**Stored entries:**
+--
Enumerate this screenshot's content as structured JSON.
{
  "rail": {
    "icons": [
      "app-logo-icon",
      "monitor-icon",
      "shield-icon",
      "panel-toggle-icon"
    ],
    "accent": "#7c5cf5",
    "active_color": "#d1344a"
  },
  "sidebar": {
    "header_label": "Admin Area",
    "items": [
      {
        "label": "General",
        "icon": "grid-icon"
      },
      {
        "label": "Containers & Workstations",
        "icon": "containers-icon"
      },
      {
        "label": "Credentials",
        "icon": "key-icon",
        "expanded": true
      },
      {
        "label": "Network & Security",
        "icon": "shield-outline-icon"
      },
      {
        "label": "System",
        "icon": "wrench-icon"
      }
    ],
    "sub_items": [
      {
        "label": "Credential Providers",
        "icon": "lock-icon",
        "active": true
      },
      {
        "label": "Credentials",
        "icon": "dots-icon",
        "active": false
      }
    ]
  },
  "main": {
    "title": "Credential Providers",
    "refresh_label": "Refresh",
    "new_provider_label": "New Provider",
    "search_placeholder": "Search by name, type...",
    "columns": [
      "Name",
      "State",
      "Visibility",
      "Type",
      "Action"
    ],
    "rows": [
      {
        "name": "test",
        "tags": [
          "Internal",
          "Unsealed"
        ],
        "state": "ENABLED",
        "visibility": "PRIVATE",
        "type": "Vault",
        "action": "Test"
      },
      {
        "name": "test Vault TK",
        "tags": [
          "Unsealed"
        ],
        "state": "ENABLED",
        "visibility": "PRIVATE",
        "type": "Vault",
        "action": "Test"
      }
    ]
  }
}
+--
**DIRECTIONS FOR THIS TASK:**
Transcribe all of the lines in the records precisely.

**FULL ANSWER:**
Enumerate this screenshot's content as structured JSON.
{
  "rail": {
    "icons": [
      "app-logo-icon",
      "monitor-icon",
      "shield-icon",
      "panel-toggle-icon"
    ],
    "accent": "#7c5cf5",
    "active_color": "#d1344a"
  },
  "sidebar": {
    "header_label": "Admin Area",
    "items": [
      {
        "label": "General",
        "icon": "grid-icon"
      },
      {
        "label": "Containers & Workstations",
        "icon": "containers-icon"
      },
      {
        "label": "Credentials",
        "icon": "key-icon",
        "expanded": true
      },
      {
        "label": "Network & Security",
        "icon": "shield-outline-icon"
      },
      {
        "label": "System",
        "icon": "wrench-icon"
      }
    ],
    "sub_items": [
      {
        "label": "Credential Providers",
        "icon": "lock-icon",
        "active": true
      },
      {
        "label": "Credentials",
        "icon": "dots-icon",
        "active": false
      }
    ]
  },
  "main": {
    "title": "Credential Providers",
    "refresh_label": "Refresh",
    "new_provider_label": "New Provider",
    "search_placeholder": "Search by name, type...",
    "columns": [
      "Name",
      "State",
      "Visibility",
      "Type",
      "Action"
    ],
    "rows": [
      {
        "name": "test",
        "tags": [
          "Internal",
          "Unsealed"
        ],
        "state": "ENABLED",
        "visibility": "PRIVATE",
        "type": "Vault",
        "action": "Test"
      },
      {
        "name": "test Vault TK",
        "tags": [
          "Unsealed"
        ],
        "state": "ENABLED",
        "visibility": "PRIVATE",
        "type": "Vault",
        "action": "Test"
      }
    ]
  }
}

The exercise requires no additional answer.